** DO THIS **
Identify all lines in the data containing the string "Lino". Copy them out.

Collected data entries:
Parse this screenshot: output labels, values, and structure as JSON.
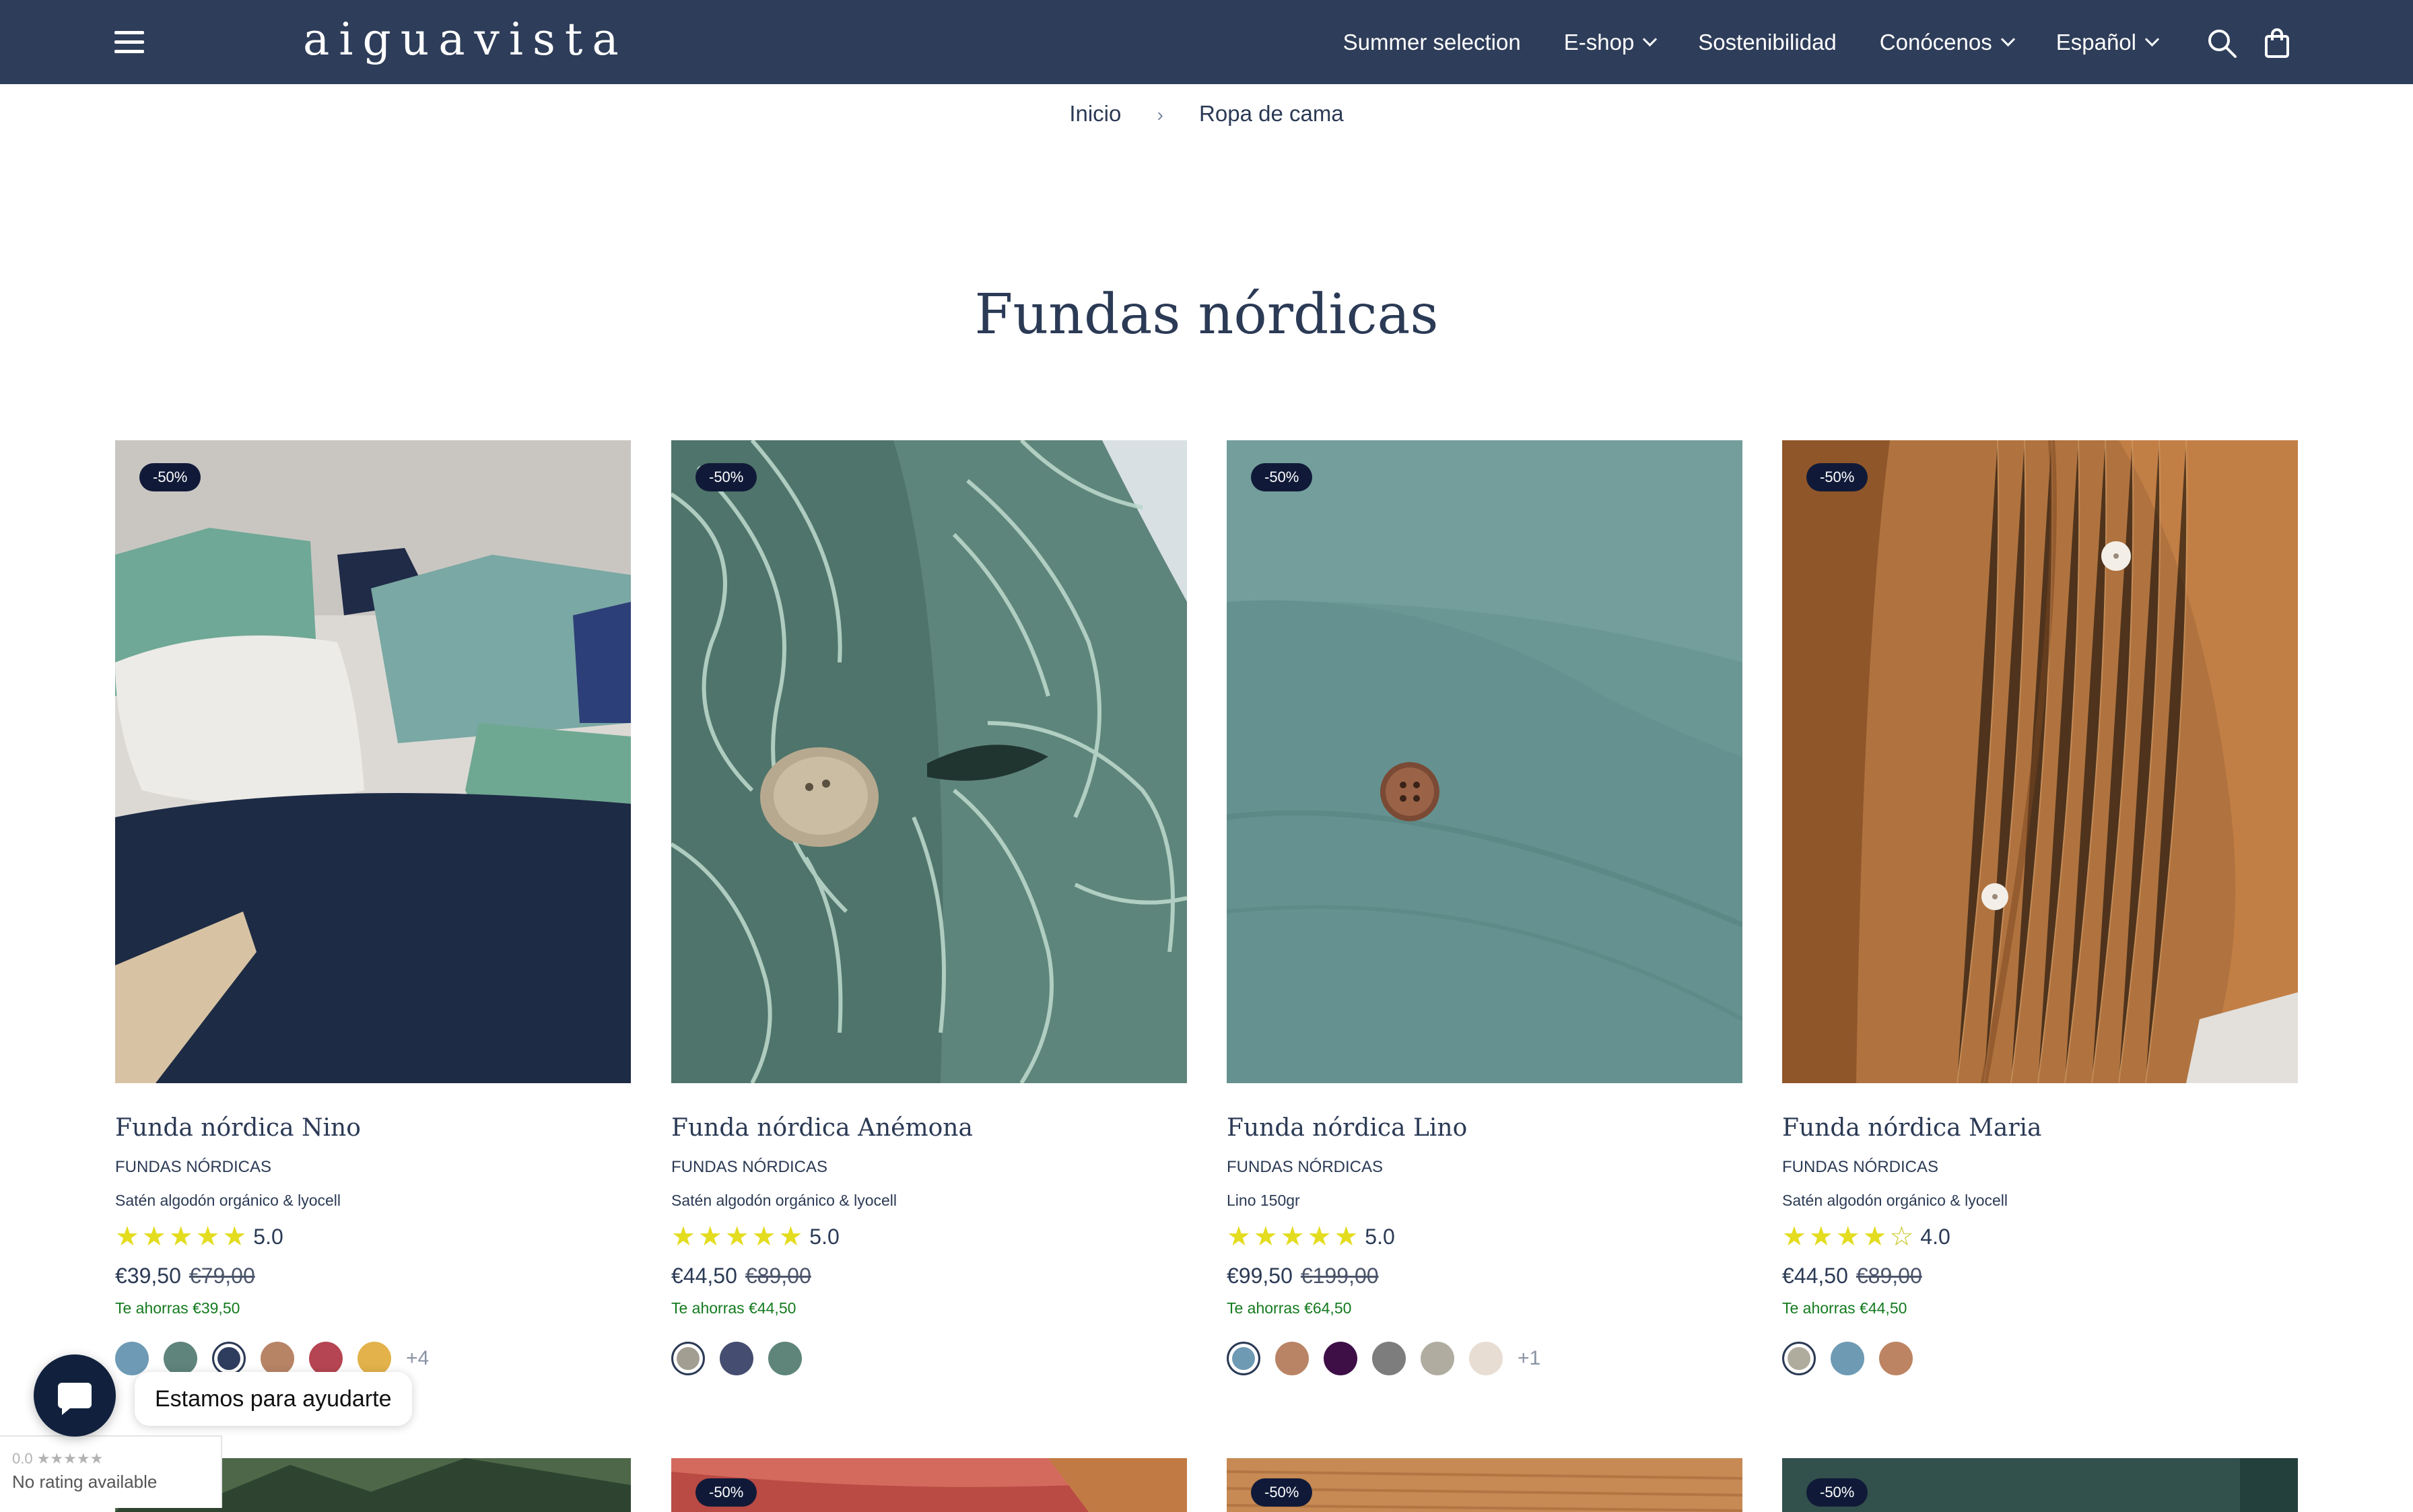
{
  "header": {
    "logo": "aiguavista",
    "nav": [
      {
        "label": "Summer selection",
        "dropdown": false
      },
      {
        "label": "E-shop",
        "dropdown": true
      },
      {
        "label": "Sostenibilidad",
        "dropdown": false
      },
      {
        "label": "Conócenos",
        "dropdown": true
      },
      {
        "label": "Español",
        "dropdown": true
      }
    ]
  },
  "breadcrumb": {
    "home": "Inicio",
    "current": "Ropa de cama"
  },
  "page_title": "Fundas nórdicas",
  "products": [
    {
      "badge": "-50%",
      "name": "Funda nórdica Nino",
      "category": "FUNDAS NÓRDICAS",
      "material": "Satén algodón orgánico & lyocell",
      "rating": "5.0",
      "stars": 5,
      "price": "€39,50",
      "old_price": "€79,00",
      "savings": "Te ahorras €39,50",
      "swatches": [
        "#6e9ab5",
        "#5f847b",
        "#2e3d5e",
        "#b88466",
        "#b54552",
        "#e3b24a"
      ],
      "selected_swatch": 2,
      "more": "+4"
    },
    {
      "badge": "-50%",
      "name": "Funda nórdica Anémona",
      "category": "FUNDAS NÓRDICAS",
      "material": "Satén algodón orgánico & lyocell",
      "rating": "5.0",
      "stars": 5,
      "price": "€44,50",
      "old_price": "€89,00",
      "savings": "Te ahorras €44,50",
      "swatches": [
        "#a29f92",
        "#454d70",
        "#5f857a"
      ],
      "selected_swatch": 0,
      "more": ""
    },
    {
      "badge": "-50%",
      "name": "Funda nórdica Lino",
      "category": "FUNDAS NÓRDICAS",
      "material": "Lino 150gr",
      "rating": "5.0",
      "stars": 5,
      "price": "€99,50",
      "old_price": "€199,00",
      "savings": "Te ahorras €64,50",
      "swatches": [
        "#6f9ab3",
        "#b98466",
        "#3e0f47",
        "#7d7d7d",
        "#b0aca0",
        "#e8ddd3"
      ],
      "selected_swatch": 0,
      "more": "+1"
    },
    {
      "badge": "-50%",
      "name": "Funda nórdica Maria",
      "category": "FUNDAS NÓRDICAS",
      "material": "Satén algodón orgánico & lyocell",
      "rating": "4.0",
      "stars": 4,
      "price": "€44,50",
      "old_price": "€89,00",
      "savings": "Te ahorras €44,50",
      "swatches": [
        "#b0ac9d",
        "#6e9ab4",
        "#bd8463"
      ],
      "selected_swatch": 0,
      "more": ""
    }
  ],
  "second_row_badges": [
    "-50%",
    "-50%",
    "-50%"
  ],
  "chat": {
    "label": "Estamos para ayudarte"
  },
  "rating_widget": {
    "score": "0.0",
    "text": "No rating available"
  }
}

** COMPLETED EXERCISE **
      "name": "Funda nórdica Lino",
      "material": "Lino 150gr",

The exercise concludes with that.